Collected data
--- Start ---

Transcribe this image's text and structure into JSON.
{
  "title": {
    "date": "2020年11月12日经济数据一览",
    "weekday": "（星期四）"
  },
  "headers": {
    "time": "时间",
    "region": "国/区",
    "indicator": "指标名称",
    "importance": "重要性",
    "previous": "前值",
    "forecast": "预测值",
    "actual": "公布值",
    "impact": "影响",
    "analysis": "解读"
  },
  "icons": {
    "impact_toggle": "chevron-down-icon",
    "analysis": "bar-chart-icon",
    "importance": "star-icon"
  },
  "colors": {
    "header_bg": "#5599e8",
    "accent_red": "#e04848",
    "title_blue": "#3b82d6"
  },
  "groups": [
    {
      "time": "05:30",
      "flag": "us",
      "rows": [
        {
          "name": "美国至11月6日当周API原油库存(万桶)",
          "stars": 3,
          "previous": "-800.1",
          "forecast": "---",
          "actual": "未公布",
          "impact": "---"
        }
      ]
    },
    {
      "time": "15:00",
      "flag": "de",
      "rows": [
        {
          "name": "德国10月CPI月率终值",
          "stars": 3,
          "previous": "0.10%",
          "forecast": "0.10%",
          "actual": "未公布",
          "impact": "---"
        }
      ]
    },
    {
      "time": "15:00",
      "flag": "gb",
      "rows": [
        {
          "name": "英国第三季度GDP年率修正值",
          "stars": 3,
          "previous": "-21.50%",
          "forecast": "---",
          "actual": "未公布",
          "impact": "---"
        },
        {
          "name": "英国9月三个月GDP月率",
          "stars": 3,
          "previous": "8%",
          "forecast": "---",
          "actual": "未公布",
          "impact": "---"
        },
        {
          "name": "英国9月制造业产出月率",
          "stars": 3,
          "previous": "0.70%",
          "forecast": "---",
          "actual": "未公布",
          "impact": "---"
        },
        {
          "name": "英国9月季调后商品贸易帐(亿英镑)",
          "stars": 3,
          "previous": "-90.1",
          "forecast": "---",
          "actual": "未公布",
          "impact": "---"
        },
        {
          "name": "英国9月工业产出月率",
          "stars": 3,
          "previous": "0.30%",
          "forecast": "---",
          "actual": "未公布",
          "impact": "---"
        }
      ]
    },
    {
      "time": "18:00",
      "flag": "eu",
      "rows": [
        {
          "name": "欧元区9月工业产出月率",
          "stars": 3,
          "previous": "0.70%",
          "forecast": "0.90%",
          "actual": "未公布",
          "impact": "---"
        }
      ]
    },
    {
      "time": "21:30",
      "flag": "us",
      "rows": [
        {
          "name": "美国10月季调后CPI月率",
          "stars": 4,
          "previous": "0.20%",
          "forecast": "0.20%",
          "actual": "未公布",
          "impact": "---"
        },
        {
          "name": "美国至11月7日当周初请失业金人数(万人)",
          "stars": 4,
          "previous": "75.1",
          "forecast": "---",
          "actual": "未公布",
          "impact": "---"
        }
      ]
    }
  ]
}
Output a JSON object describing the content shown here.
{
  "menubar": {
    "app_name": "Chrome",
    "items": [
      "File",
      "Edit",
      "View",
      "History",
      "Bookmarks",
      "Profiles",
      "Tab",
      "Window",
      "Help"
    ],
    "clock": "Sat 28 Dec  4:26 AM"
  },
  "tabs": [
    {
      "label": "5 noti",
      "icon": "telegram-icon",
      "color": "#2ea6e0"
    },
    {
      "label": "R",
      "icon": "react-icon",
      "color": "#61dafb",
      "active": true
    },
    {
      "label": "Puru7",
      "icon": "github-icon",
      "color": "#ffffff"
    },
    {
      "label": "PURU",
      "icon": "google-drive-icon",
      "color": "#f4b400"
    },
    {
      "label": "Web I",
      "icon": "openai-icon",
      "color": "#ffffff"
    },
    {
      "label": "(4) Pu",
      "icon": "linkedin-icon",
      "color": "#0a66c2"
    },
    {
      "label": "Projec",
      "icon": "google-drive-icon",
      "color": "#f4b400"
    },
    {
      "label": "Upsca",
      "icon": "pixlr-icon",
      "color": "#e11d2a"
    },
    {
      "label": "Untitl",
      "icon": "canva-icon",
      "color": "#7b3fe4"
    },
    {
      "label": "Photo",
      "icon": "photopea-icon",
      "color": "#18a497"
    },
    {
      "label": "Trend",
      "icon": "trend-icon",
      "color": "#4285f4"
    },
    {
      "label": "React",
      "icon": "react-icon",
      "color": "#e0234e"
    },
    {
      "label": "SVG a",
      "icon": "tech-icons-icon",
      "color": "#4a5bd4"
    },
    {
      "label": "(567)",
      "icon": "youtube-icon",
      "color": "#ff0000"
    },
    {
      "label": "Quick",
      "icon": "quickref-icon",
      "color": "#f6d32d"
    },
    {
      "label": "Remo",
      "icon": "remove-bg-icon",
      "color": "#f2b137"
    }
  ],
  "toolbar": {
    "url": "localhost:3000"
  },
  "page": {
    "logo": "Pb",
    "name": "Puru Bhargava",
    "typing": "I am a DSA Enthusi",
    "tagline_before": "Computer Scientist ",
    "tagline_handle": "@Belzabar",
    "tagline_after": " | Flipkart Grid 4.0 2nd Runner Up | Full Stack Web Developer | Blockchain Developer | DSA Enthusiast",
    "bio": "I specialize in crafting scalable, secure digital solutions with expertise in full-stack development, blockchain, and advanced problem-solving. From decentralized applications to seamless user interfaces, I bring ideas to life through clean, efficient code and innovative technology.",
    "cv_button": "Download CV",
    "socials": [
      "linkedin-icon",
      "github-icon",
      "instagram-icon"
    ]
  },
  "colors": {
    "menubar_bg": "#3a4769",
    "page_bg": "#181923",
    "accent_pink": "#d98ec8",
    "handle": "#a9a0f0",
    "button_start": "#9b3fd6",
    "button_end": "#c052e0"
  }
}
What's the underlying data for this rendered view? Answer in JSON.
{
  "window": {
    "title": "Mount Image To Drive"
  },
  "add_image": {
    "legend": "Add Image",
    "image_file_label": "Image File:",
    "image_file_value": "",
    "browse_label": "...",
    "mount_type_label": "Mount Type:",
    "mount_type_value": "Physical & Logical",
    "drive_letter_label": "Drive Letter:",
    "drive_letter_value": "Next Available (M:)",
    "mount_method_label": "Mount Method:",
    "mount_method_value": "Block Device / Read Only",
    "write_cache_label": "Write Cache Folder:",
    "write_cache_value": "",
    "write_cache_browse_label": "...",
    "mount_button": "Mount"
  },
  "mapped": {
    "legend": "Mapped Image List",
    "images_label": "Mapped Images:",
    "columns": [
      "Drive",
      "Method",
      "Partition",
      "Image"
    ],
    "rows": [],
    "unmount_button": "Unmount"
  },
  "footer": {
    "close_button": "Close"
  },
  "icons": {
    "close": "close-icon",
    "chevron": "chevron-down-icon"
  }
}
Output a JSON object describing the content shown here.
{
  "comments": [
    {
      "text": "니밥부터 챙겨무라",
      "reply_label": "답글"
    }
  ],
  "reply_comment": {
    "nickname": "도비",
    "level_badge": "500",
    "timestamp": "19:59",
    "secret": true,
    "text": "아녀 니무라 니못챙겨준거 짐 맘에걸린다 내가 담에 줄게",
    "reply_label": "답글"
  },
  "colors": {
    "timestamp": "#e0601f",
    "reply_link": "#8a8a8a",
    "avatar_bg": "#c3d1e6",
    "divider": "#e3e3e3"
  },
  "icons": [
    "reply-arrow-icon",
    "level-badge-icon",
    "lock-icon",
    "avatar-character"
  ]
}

--- End ---

SET EXERCISE
Retype the material above, line by line, exactly.

PROBLEM SOLUTION
Transcribe this image's text and structure into JSON.
{
  "title": {
    "date": "2020年11月12日经济数据一览",
    "weekday": "（星期四）"
  },
  "headers": {
    "time": "时间",
    "region": "国/区",
    "indicator": "指标名称",
    "importance": "重要性",
    "previous": "前值",
    "forecast": "预测值",
    "actual": "公布值",
    "impact": "影响",
    "analysis": "解读"
  },
  "icons": {
    "impact_toggle": "chevron-down-icon",
    "analysis": "bar-chart-icon",
    "importance": "star-icon"
  },
  "colors": {
    "header_bg": "#5599e8",
    "accent_red": "#e04848",
    "title_blue": "#3b82d6"
  },
  "groups": [
    {
      "time": "05:30",
      "flag": "us",
      "rows": [
        {
          "name": "美国至11月6日当周API原油库存(万桶)",
          "stars": 3,
          "previous": "-800.1",
          "forecast": "---",
          "actual": "未公布",
          "impact": "---"
        }
      ]
    },
    {
      "time": "15:00",
      "flag": "de",
      "rows": [
        {
          "name": "德国10月CPI月率终值",
          "stars": 3,
          "previous": "0.10%",
          "forecast": "0.10%",
          "actual": "未公布",
          "impact": "---"
        }
      ]
    },
    {
      "time": "15:00",
      "flag": "gb",
      "rows": [
        {
          "name": "英国第三季度GDP年率修正值",
          "stars": 3,
          "previous": "-21.50%",
          "forecast": "---",
          "actual": "未公布",
          "impact": "---"
        },
        {
          "name": "英国9月三个月GDP月率",
          "stars": 3,
          "previous": "8%",
          "forecast": "---",
          "actual": "未公布",
          "impact": "---"
        },
        {
          "name": "英国9月制造业产出月率",
          "stars": 3,
          "previous": "0.70%",
          "forecast": "---",
          "actual": "未公布",
          "impact": "---"
        },
        {
          "name": "英国9月季调后商品贸易帐(亿英镑)",
          "stars": 3,
          "previous": "-90.1",
          "forecast": "---",
          "actual": "未公布",
          "impact": "---"
        },
        {
          "name": "英国9月工业产出月率",
          "stars": 3,
          "previous": "0.30%",
          "forecast": "---",
          "actual": "未公布",
          "impact": "---"
        }
      ]
    },
    {
      "time": "18:00",
      "flag": "eu",
      "rows": [
        {
          "name": "欧元区9月工业产出月率",
          "stars": 3,
          "previous": "0.70%",
          "forecast": "0.90%",
          "actual": "未公布",
          "impact": "---"
        }
      ]
    },
    {
      "time": "21:30",
      "flag": "us",
      "rows": [
        {
          "name": "美国10月季调后CPI月率",
          "stars": 4,
          "previous": "0.20%",
          "forecast": "0.20%",
          "actual": "未公布",
          "impact": "---"
        },
        {
          "name": "美国至11月7日当周初请失业金人数(万人)",
          "stars": 4,
          "previous": "75.1",
          "forecast": "---",
          "actual": "未公布",
          "impact": "---"
        }
      ]
    }
  ]
}
Output a JSON object describing the content shown here.
{
  "menubar": {
    "app_name": "Chrome",
    "items": [
      "File",
      "Edit",
      "View",
      "History",
      "Bookmarks",
      "Profiles",
      "Tab",
      "Window",
      "Help"
    ],
    "clock": "Sat 28 Dec  4:26 AM"
  },
  "tabs": [
    {
      "label": "5 noti",
      "icon": "telegram-icon",
      "color": "#2ea6e0"
    },
    {
      "label": "R",
      "icon": "react-icon",
      "color": "#61dafb",
      "active": true
    },
    {
      "label": "Puru7",
      "icon": "github-icon",
      "color": "#ffffff"
    },
    {
      "label": "PURU",
      "icon": "google-drive-icon",
      "color": "#f4b400"
    },
    {
      "label": "Web I",
      "icon": "openai-icon",
      "color": "#ffffff"
    },
    {
      "label": "(4) Pu",
      "icon": "linkedin-icon",
      "color": "#0a66c2"
    },
    {
      "label": "Projec",
      "icon": "google-drive-icon",
      "color": "#f4b400"
    },
    {
      "label": "Upsca",
      "icon": "pixlr-icon",
      "color": "#e11d2a"
    },
    {
      "label": "Untitl",
      "icon": "canva-icon",
      "color": "#7b3fe4"
    },
    {
      "label": "Photo",
      "icon": "photopea-icon",
      "color": "#18a497"
    },
    {
      "label": "Trend",
      "icon": "trend-icon",
      "color": "#4285f4"
    },
    {
      "label": "React",
      "icon": "react-icon",
      "color": "#e0234e"
    },
    {
      "label": "SVG a",
      "icon": "tech-icons-icon",
      "color": "#4a5bd4"
    },
    {
      "label": "(567)",
      "icon": "youtube-icon",
      "color": "#ff0000"
    },
    {
      "label": "Quick",
      "icon": "quickref-icon",
      "color": "#f6d32d"
    },
    {
      "label": "Remo",
      "icon": "remove-bg-icon",
      "color": "#f2b137"
    }
  ],
  "toolbar": {
    "url": "localhost:3000"
  },
  "page": {
    "logo": "Pb",
    "name": "Puru Bhargava",
    "typing": "I am a DSA Enthusi",
    "tagline_before": "Computer Scientist ",
    "tagline_handle": "@Belzabar",
    "tagline_after": " | Flipkart Grid 4.0 2nd Runner Up | Full Stack Web Developer | Blockchain Developer | DSA Enthusiast",
    "bio": "I specialize in crafting scalable, secure digital solutions with expertise in full-stack development, blockchain, and advanced problem-solving. From decentralized applications to seamless user interfaces, I bring ideas to life through clean, efficient code and innovative technology.",
    "cv_button": "Download CV",
    "socials": [
      "linkedin-icon",
      "github-icon",
      "instagram-icon"
    ]
  },
  "colors": {
    "menubar_bg": "#3a4769",
    "page_bg": "#181923",
    "accent_pink": "#d98ec8",
    "handle": "#a9a0f0",
    "button_start": "#9b3fd6",
    "button_end": "#c052e0"
  }
}
What's the underlying data for this rendered view? Answer in JSON.
{
  "window": {
    "title": "Mount Image To Drive"
  },
  "add_image": {
    "legend": "Add Image",
    "image_file_label": "Image File:",
    "image_file_value": "",
    "browse_label": "...",
    "mount_type_label": "Mount Type:",
    "mount_type_value": "Physical & Logical",
    "drive_letter_label": "Drive Letter:",
    "drive_letter_value": "Next Available (M:)",
    "mount_method_label": "Mount Method:",
    "mount_method_value": "Block Device / Read Only",
    "write_cache_label": "Write Cache Folder:",
    "write_cache_value": "",
    "write_cache_browse_label": "...",
    "mount_button": "Mount"
  },
  "mapped": {
    "legend": "Mapped Image List",
    "images_label": "Mapped Images:",
    "columns": [
      "Drive",
      "Method",
      "Partition",
      "Image"
    ],
    "rows": [],
    "unmount_button": "Unmount"
  },
  "footer": {
    "close_button": "Close"
  },
  "icons": {
    "close": "close-icon",
    "chevron": "chevron-down-icon"
  }
}
Output a JSON object describing the content shown here.
{
  "comments": [
    {
      "text": "니밥부터 챙겨무라",
      "reply_label": "답글"
    }
  ],
  "reply_comment": {
    "nickname": "도비",
    "level_badge": "500",
    "timestamp": "19:59",
    "secret": true,
    "text": "아녀 니무라 니못챙겨준거 짐 맘에걸린다 내가 담에 줄게",
    "reply_label": "답글"
  },
  "colors": {
    "timestamp": "#e0601f",
    "reply_link": "#8a8a8a",
    "avatar_bg": "#c3d1e6",
    "divider": "#e3e3e3"
  },
  "icons": [
    "reply-arrow-icon",
    "level-badge-icon",
    "lock-icon",
    "avatar-character"
  ]
}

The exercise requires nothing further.